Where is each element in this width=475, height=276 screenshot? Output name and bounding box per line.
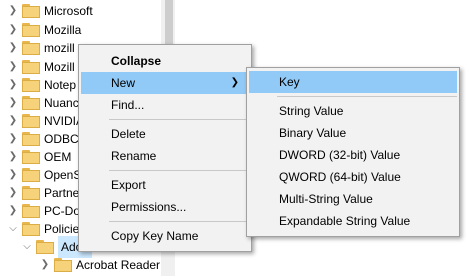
tree-item-acrobat-reader[interactable]: ❯ Acrobat Reader — [0, 254, 160, 276]
submenu-item-key[interactable]: Key — [249, 71, 457, 93]
submenu-item-string-value[interactable]: String Value — [249, 100, 457, 122]
menu-separator — [109, 170, 249, 171]
folder-icon — [22, 150, 40, 164]
folder-icon — [22, 78, 40, 92]
folder-icon — [22, 204, 40, 218]
folder-icon — [22, 168, 40, 182]
menu-separator — [277, 96, 457, 97]
folder-icon — [36, 240, 54, 254]
folder-icon — [22, 96, 40, 110]
folder-icon — [22, 222, 40, 236]
menu-item-new[interactable]: New ❯ — [81, 72, 249, 94]
menu-separator — [109, 119, 249, 120]
menu-item-new-label: New — [111, 76, 136, 90]
menu-item-find[interactable]: Find... — [81, 94, 249, 116]
submenu-arrow-icon: ❯ — [230, 77, 239, 88]
context-menu: Collapse New ❯ Find... Delete Rename Exp… — [78, 44, 252, 252]
new-submenu: Key String Value Binary Value DWORD (32-… — [246, 67, 460, 237]
folder-icon — [22, 4, 40, 18]
menu-item-copy-key-name[interactable]: Copy Key Name — [81, 225, 249, 247]
menu-item-rename[interactable]: Rename — [81, 145, 249, 167]
folder-icon — [22, 41, 40, 55]
folder-icon — [54, 258, 72, 272]
folder-icon — [22, 132, 40, 146]
folder-icon — [22, 23, 40, 37]
scrollbar-thumb[interactable] — [165, 0, 173, 44]
menu-separator — [109, 221, 249, 222]
menu-item-permissions[interactable]: Permissions... — [81, 196, 249, 218]
submenu-item-qword-value[interactable]: QWORD (64-bit) Value — [249, 166, 457, 188]
folder-icon — [22, 114, 40, 128]
submenu-item-binary-value[interactable]: Binary Value — [249, 122, 457, 144]
folder-icon — [22, 186, 40, 200]
menu-item-collapse[interactable]: Collapse — [81, 50, 249, 72]
submenu-item-expandable-string-value[interactable]: Expandable String Value — [249, 210, 457, 232]
submenu-item-multi-string-value[interactable]: Multi-String Value — [249, 188, 457, 210]
submenu-item-dword-value[interactable]: DWORD (32-bit) Value — [249, 144, 457, 166]
chevron-right-icon[interactable]: ❯ — [40, 254, 50, 276]
tree-item-label: Acrobat Reader — [76, 258, 161, 272]
folder-icon — [22, 60, 40, 74]
menu-item-delete[interactable]: Delete — [81, 123, 249, 145]
menu-item-export[interactable]: Export — [81, 174, 249, 196]
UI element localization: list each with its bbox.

**Required work**
Repeat every line of the records above verbatim, omitting the pictures from your answer.

**Solution for this problem**
Where is each element in this width=475, height=276 screenshot? Output name and bounding box per line.
tree-item-acrobat-reader[interactable]: ❯ Acrobat Reader — [0, 254, 160, 276]
submenu-item-key[interactable]: Key — [249, 71, 457, 93]
submenu-item-string-value[interactable]: String Value — [249, 100, 457, 122]
menu-separator — [109, 170, 249, 171]
folder-icon — [22, 150, 40, 164]
folder-icon — [22, 78, 40, 92]
folder-icon — [22, 204, 40, 218]
folder-icon — [22, 168, 40, 182]
menu-separator — [277, 96, 457, 97]
folder-icon — [36, 240, 54, 254]
folder-icon — [22, 96, 40, 110]
folder-icon — [22, 222, 40, 236]
menu-item-new[interactable]: New ❯ — [81, 72, 249, 94]
menu-separator — [109, 119, 249, 120]
menu-item-new-label: New — [111, 76, 136, 90]
menu-item-find[interactable]: Find... — [81, 94, 249, 116]
submenu-arrow-icon: ❯ — [230, 77, 239, 88]
context-menu: Collapse New ❯ Find... Delete Rename Exp… — [78, 44, 252, 252]
new-submenu: Key String Value Binary Value DWORD (32-… — [246, 67, 460, 237]
folder-icon — [22, 4, 40, 18]
menu-item-copy-key-name[interactable]: Copy Key Name — [81, 225, 249, 247]
menu-item-rename[interactable]: Rename — [81, 145, 249, 167]
folder-icon — [22, 41, 40, 55]
folder-icon — [54, 258, 72, 272]
folder-icon — [22, 132, 40, 146]
folder-icon — [22, 23, 40, 37]
scrollbar-thumb[interactable] — [165, 0, 173, 44]
menu-separator — [109, 221, 249, 222]
menu-item-permissions[interactable]: Permissions... — [81, 196, 249, 218]
submenu-item-qword-value[interactable]: QWORD (64-bit) Value — [249, 166, 457, 188]
folder-icon — [22, 114, 40, 128]
submenu-item-binary-value[interactable]: Binary Value — [249, 122, 457, 144]
folder-icon — [22, 186, 40, 200]
menu-item-collapse[interactable]: Collapse — [81, 50, 249, 72]
submenu-item-expandable-string-value[interactable]: Expandable String Value — [249, 210, 457, 232]
submenu-item-multi-string-value[interactable]: Multi-String Value — [249, 188, 457, 210]
submenu-item-dword-value[interactable]: DWORD (32-bit) Value — [249, 144, 457, 166]
chevron-right-icon[interactable]: ❯ — [40, 254, 50, 276]
tree-item-label: Acrobat Reader — [76, 258, 161, 272]
folder-icon — [22, 60, 40, 74]
menu-item-delete[interactable]: Delete — [81, 123, 249, 145]
menu-item-export[interactable]: Export — [81, 174, 249, 196]
UI element localization: list each with its bbox.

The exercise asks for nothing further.